§ Aim
Exclude the pictures and reproduce the remaining data exactly as written.

§ Dataset rows

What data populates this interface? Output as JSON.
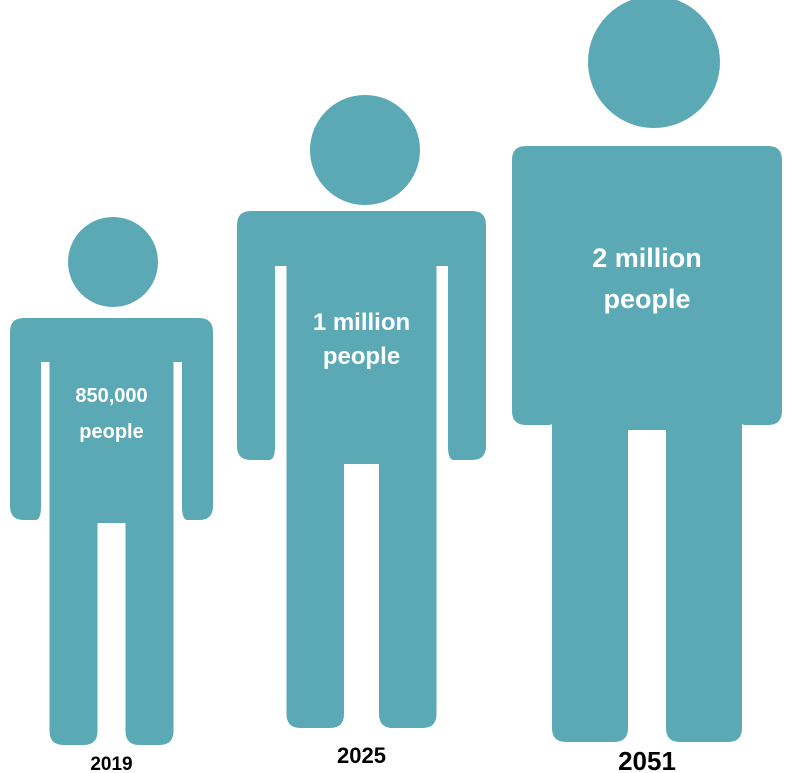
{
  "chart_data": {
    "type": "pictogram",
    "color": "#5aa9b4",
    "categories": [
      "2019",
      "2025",
      "2051"
    ],
    "values": [
      850000,
      1000000,
      2000000
    ],
    "labels": [
      [
        "850,000",
        "people"
      ],
      [
        "1 million",
        "people"
      ],
      [
        "2 million",
        "people"
      ]
    ]
  }
}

§ Answer to the task
What data populates this interface? Output as JSON.
{
  "chart_data": {
    "type": "pictogram",
    "color": "#5aa9b4",
    "categories": [
      "2019",
      "2025",
      "2051"
    ],
    "values": [
      850000,
      1000000,
      2000000
    ],
    "labels": [
      [
        "850,000",
        "people"
      ],
      [
        "1 million",
        "people"
      ],
      [
        "2 million",
        "people"
      ]
    ]
  }
}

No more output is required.